> **Direction**:
Return, word for word, every line that follows.
_ _ _
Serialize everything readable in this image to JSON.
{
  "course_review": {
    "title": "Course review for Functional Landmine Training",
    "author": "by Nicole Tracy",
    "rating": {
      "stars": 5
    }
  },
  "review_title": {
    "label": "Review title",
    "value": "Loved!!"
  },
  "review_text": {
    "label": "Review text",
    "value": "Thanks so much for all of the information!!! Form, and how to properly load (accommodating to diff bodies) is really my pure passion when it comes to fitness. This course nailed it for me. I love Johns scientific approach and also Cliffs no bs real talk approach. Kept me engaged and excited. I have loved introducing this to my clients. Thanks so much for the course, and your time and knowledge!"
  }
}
_ _ _
> **Answer to this task**:
Serialize everything readable in this image to JSON.
{
  "course_review": {
    "title": "Course review for Functional Landmine Training",
    "author": "by Nicole Tracy",
    "rating": {
      "stars": 5
    }
  },
  "review_title": {
    "label": "Review title",
    "value": "Loved!!"
  },
  "review_text": {
    "label": "Review text",
    "value": "Thanks so much for all of the information!!! Form, and how to properly load (accommodating to diff bodies) is really my pure passion when it comes to fitness. This course nailed it for me. I love Johns scientific approach and also Cliffs no bs real talk approach. Kept me engaged and excited. I have loved introducing this to my clients. Thanks so much for the course, and your time and knowledge!"
  }
}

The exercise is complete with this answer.